Ali Babacan yeni parti için tarih verdi: 2020’den önce çalışmalarımızı tüzel kişiliğe dönüştürmeyi düşünüyoruz

Eski Devlet Bakanı Ali Babacan, 2020 gelmeden “ortaya çıkmayı düşündüklerini” söyleyerek “Biz bölen olmak için değil birleştiren olmak için yola çıktık. Korku siyaseti değil ümit siyaseti yapacağız” dedi

Fotoğraf: AFP

AK Parti’de dört dönem milletvekilliği, 2007-2009 yılları arasında Dışişleri Bakanlığı ve 2009’dan 2011’e kadar Ekonomiden Sorumlu Devlet Bakanlığı yapan Ali Babacan, yeni parti kuracağına dair iddiaları Karar Gazetesi’ne değerlendirdi.

» **Soru 1**
Ali Babacan'ın yeni partisiyle ilgili habere göre Babacan 2007-2009 yılları arasında hangi görevde bulundu?
» **Soru 2**
Ali Babacan'ın yeni partisine dair haberi son cümleden sonra sürdürün.

» **Kayıtlı Veriler**
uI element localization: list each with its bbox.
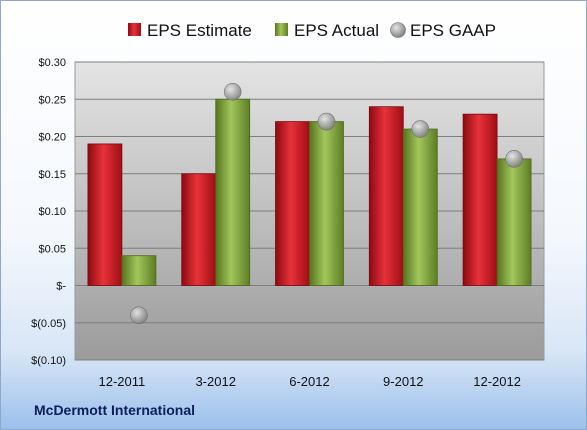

» **Beklenen Yanıt 1**
Dışişleri Bakanlığı yaptı.

» **Beklenen Yanıt 2**
Yıldıray Oğur ve Ahmet Taşgetiren’in sorularını yanıtlayan Babacan, AK Parti’nin kuruluş döneminin şartları ile bugünün şartlarının çok farklı olduğunu söyledi ve ekledi: 

Dolayısıyla bugünkü çalışmanın hem kaynaklandığı ortam hem de nihayetinde hedeflediği kitle 2001 şartlarına göre çok çok farklı. 2020 gelmeden çalışmalarımızı tüzel kişiliğe dönüştürerek ortaya çıkmayı düşünüyoruz. Her kesimden insanların bize ilgisi var. 


“Biz bölen olmak için değil birleştiren olmak için yola çıktık” diyen Ali Babacan, “Korku siyaseti değil ümit siyaseti yapacağız” dedi.

“AK Parti’de önemli ilkeler ortaya koyduk” diyen Ali Babacan sözlerine şöyle devam etti:

Adaleti tesis etmek, işi ehline vermek, kararları istişareyle almak, kurumların itibarını korumak, şeffaf olmak  ve en önemlisi ‘önce insan’ diyebilmek.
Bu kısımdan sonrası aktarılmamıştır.